▸ **DESCRIPTION OF THE TASK**
Go through the records underneath and write each one out again exactly.

%%

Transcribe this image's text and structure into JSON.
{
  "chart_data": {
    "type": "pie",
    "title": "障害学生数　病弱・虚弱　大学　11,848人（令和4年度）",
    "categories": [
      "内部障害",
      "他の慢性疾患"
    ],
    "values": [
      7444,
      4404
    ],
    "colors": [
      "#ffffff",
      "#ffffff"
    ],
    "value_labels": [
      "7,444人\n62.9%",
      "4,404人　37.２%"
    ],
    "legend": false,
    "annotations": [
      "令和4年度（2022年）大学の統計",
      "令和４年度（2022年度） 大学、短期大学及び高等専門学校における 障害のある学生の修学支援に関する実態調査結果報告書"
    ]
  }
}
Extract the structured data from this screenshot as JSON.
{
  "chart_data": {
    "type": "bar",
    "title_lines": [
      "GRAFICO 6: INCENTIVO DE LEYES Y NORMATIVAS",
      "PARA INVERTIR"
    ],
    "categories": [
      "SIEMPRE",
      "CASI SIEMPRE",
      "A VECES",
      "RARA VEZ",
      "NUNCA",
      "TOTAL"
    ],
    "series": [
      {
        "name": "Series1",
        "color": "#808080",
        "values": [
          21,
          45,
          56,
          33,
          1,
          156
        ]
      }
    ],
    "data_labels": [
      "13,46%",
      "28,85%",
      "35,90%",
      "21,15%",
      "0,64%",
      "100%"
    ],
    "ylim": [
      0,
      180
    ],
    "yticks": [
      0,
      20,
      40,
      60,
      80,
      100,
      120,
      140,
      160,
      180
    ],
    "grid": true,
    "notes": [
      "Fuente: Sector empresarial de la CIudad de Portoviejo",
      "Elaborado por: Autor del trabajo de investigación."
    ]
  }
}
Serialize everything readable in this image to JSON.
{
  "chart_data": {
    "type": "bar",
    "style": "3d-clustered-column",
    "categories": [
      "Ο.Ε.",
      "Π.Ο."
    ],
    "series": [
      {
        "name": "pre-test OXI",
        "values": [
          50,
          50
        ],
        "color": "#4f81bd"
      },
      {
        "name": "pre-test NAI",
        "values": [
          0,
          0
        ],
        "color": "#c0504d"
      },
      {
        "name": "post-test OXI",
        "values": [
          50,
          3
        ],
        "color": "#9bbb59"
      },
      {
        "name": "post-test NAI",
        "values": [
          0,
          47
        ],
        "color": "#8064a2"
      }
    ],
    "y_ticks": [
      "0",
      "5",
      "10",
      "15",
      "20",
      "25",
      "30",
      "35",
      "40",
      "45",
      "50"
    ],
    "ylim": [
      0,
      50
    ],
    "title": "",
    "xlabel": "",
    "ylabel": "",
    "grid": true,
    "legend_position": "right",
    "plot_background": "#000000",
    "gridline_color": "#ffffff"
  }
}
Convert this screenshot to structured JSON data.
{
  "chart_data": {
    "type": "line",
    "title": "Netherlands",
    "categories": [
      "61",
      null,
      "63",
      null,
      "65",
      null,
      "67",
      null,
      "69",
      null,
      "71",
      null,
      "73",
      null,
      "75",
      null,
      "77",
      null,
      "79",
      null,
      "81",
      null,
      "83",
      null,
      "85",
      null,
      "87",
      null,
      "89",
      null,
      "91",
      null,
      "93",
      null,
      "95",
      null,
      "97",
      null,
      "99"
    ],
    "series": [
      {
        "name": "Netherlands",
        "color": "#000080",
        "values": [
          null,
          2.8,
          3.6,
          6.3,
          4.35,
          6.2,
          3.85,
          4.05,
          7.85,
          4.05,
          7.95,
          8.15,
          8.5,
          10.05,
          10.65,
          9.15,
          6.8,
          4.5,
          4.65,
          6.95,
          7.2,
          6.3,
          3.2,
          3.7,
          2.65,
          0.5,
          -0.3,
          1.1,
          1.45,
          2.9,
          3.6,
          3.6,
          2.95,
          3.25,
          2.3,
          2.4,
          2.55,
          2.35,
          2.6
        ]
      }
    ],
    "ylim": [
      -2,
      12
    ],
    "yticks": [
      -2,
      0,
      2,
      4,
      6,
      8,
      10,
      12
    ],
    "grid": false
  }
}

%%

▸ **RESULT OF THE TASK**
Transcribe this image's text and structure into JSON.
{
  "chart_data": {
    "type": "pie",
    "title": "障害学生数　病弱・虚弱　大学　11,848人（令和4年度）",
    "categories": [
      "内部障害",
      "他の慢性疾患"
    ],
    "values": [
      7444,
      4404
    ],
    "colors": [
      "#ffffff",
      "#ffffff"
    ],
    "value_labels": [
      "7,444人\n62.9%",
      "4,404人　37.２%"
    ],
    "legend": false,
    "annotations": [
      "令和4年度（2022年）大学の統計",
      "令和４年度（2022年度） 大学、短期大学及び高等専門学校における 障害のある学生の修学支援に関する実態調査結果報告書"
    ]
  }
}
Extract the structured data from this screenshot as JSON.
{
  "chart_data": {
    "type": "bar",
    "title_lines": [
      "GRAFICO 6: INCENTIVO DE LEYES Y NORMATIVAS",
      "PARA INVERTIR"
    ],
    "categories": [
      "SIEMPRE",
      "CASI SIEMPRE",
      "A VECES",
      "RARA VEZ",
      "NUNCA",
      "TOTAL"
    ],
    "series": [
      {
        "name": "Series1",
        "color": "#808080",
        "values": [
          21,
          45,
          56,
          33,
          1,
          156
        ]
      }
    ],
    "data_labels": [
      "13,46%",
      "28,85%",
      "35,90%",
      "21,15%",
      "0,64%",
      "100%"
    ],
    "ylim": [
      0,
      180
    ],
    "yticks": [
      0,
      20,
      40,
      60,
      80,
      100,
      120,
      140,
      160,
      180
    ],
    "grid": true,
    "notes": [
      "Fuente: Sector empresarial de la CIudad de Portoviejo",
      "Elaborado por: Autor del trabajo de investigación."
    ]
  }
}
Serialize everything readable in this image to JSON.
{
  "chart_data": {
    "type": "bar",
    "style": "3d-clustered-column",
    "categories": [
      "Ο.Ε.",
      "Π.Ο."
    ],
    "series": [
      {
        "name": "pre-test OXI",
        "values": [
          50,
          50
        ],
        "color": "#4f81bd"
      },
      {
        "name": "pre-test NAI",
        "values": [
          0,
          0
        ],
        "color": "#c0504d"
      },
      {
        "name": "post-test OXI",
        "values": [
          50,
          3
        ],
        "color": "#9bbb59"
      },
      {
        "name": "post-test NAI",
        "values": [
          0,
          47
        ],
        "color": "#8064a2"
      }
    ],
    "y_ticks": [
      "0",
      "5",
      "10",
      "15",
      "20",
      "25",
      "30",
      "35",
      "40",
      "45",
      "50"
    ],
    "ylim": [
      0,
      50
    ],
    "title": "",
    "xlabel": "",
    "ylabel": "",
    "grid": true,
    "legend_position": "right",
    "plot_background": "#000000",
    "gridline_color": "#ffffff"
  }
}
Convert this screenshot to structured JSON data.
{
  "chart_data": {
    "type": "line",
    "title": "Netherlands",
    "categories": [
      "61",
      null,
      "63",
      null,
      "65",
      null,
      "67",
      null,
      "69",
      null,
      "71",
      null,
      "73",
      null,
      "75",
      null,
      "77",
      null,
      "79",
      null,
      "81",
      null,
      "83",
      null,
      "85",
      null,
      "87",
      null,
      "89",
      null,
      "91",
      null,
      "93",
      null,
      "95",
      null,
      "97",
      null,
      "99"
    ],
    "series": [
      {
        "name": "Netherlands",
        "color": "#000080",
        "values": [
          null,
          2.8,
          3.6,
          6.3,
          4.35,
          6.2,
          3.85,
          4.05,
          7.85,
          4.05,
          7.95,
          8.15,
          8.5,
          10.05,
          10.65,
          9.15,
          6.8,
          4.5,
          4.65,
          6.95,
          7.2,
          6.3,
          3.2,
          3.7,
          2.65,
          0.5,
          -0.3,
          1.1,
          1.45,
          2.9,
          3.6,
          3.6,
          2.95,
          3.25,
          2.3,
          2.4,
          2.55,
          2.35,
          2.6
        ]
      }
    ],
    "ylim": [
      -2,
      12
    ],
    "yticks": [
      -2,
      0,
      2,
      4,
      6,
      8,
      10,
      12
    ],
    "grid": false
  }
}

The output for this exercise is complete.